• _Your goal_
Report every line in the listing below where the string "have" shows up.
--------------------------------------------------
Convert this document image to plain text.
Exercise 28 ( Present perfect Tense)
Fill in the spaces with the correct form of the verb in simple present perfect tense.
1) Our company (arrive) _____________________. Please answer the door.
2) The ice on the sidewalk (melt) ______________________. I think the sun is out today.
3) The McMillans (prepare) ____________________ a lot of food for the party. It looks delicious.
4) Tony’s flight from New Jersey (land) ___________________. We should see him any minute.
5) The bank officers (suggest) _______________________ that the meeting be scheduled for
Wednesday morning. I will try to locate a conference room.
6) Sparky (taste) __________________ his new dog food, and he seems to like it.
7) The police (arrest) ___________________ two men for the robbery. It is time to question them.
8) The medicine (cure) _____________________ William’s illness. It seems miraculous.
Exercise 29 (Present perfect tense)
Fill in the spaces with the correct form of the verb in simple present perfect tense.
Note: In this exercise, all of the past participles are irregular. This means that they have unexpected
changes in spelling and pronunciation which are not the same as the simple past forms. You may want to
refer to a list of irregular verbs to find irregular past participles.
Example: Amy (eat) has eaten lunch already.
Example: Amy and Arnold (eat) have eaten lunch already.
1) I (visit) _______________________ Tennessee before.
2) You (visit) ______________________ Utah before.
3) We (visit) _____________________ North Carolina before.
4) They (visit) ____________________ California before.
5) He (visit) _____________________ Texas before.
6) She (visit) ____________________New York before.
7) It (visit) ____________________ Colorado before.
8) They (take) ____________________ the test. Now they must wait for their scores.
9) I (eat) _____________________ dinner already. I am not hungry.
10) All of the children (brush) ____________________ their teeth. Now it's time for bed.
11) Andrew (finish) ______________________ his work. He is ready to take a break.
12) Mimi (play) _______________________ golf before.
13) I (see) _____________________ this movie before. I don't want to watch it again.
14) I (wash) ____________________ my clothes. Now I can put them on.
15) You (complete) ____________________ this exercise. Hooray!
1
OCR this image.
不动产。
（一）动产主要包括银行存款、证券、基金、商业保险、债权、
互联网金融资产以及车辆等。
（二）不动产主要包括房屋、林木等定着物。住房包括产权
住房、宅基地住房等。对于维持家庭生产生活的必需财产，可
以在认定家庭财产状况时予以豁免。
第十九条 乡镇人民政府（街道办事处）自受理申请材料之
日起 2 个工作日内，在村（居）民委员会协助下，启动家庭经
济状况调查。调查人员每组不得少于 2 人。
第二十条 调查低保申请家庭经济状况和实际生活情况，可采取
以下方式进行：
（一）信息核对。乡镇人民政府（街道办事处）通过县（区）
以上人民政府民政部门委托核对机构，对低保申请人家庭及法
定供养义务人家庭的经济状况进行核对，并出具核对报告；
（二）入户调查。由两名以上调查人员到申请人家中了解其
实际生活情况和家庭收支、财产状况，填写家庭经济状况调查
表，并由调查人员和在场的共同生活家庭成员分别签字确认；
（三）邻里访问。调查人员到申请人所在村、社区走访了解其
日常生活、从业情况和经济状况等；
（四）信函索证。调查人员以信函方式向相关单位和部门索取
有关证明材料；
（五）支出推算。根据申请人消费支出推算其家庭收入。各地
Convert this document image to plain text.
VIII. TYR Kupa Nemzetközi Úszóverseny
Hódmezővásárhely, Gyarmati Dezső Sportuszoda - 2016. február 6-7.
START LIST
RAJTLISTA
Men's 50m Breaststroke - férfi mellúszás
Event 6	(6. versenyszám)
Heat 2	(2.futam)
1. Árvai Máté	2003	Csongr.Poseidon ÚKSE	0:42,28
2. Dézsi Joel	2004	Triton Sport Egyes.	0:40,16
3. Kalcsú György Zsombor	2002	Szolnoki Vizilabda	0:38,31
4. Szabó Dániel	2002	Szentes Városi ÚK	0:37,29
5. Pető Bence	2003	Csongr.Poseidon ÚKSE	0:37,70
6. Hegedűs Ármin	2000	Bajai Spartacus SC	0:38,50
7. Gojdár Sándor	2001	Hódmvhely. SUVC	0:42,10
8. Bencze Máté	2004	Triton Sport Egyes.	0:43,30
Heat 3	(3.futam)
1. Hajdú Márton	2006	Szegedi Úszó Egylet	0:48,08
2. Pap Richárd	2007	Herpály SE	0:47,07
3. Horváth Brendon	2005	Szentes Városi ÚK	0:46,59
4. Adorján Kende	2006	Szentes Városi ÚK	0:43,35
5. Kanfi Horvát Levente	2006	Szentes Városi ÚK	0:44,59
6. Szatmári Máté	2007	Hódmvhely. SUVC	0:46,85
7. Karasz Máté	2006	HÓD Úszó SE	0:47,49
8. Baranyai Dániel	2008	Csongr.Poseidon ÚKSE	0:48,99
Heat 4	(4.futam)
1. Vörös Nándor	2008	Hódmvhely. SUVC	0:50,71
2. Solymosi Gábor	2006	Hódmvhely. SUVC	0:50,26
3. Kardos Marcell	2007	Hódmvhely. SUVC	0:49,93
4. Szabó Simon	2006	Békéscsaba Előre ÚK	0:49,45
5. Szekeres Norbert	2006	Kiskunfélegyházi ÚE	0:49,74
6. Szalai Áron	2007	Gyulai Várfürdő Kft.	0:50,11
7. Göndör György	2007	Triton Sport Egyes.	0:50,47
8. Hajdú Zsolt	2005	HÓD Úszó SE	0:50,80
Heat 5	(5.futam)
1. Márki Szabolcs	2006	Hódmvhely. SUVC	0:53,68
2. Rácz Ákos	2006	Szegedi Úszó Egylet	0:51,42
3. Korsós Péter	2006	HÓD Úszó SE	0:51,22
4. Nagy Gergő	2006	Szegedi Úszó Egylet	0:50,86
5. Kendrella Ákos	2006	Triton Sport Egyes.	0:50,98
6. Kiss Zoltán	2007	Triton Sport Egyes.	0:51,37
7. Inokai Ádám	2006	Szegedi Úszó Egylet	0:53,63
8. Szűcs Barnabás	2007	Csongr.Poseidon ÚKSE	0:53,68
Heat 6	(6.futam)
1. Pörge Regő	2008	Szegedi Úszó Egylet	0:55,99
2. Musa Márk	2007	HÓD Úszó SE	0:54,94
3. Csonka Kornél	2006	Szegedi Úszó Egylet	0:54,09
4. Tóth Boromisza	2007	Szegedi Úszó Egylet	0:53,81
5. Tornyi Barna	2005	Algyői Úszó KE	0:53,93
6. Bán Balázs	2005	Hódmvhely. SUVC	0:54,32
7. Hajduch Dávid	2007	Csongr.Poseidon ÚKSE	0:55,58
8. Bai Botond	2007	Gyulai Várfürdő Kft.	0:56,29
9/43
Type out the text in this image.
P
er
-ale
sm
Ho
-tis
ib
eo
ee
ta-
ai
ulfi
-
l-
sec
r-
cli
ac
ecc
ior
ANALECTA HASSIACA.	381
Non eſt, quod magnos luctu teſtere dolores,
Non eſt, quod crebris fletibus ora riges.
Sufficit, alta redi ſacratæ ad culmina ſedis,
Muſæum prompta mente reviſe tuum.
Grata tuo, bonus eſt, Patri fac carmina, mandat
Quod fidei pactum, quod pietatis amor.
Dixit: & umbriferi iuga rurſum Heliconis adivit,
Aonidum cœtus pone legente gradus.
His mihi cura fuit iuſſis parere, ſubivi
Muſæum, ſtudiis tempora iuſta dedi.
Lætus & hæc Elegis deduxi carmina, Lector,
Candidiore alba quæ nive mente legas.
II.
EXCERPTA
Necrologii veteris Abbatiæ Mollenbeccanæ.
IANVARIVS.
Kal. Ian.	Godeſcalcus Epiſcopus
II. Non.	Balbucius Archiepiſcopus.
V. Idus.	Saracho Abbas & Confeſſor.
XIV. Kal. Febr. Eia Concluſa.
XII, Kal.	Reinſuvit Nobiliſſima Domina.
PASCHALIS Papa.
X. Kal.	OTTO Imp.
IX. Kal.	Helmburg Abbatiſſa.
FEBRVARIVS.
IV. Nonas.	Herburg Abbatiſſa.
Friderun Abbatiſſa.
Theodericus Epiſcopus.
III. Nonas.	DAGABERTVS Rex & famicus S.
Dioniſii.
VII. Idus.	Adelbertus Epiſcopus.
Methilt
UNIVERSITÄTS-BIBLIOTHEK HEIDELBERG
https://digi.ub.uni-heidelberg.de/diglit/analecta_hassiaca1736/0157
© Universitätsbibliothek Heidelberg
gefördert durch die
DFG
--------------------------------------------------
• _Exercise answer_
Note: In this exercise, all of the past participles are irregular. This means that they have unexpected
Example: Amy and Arnold (eat) have eaten lunch already.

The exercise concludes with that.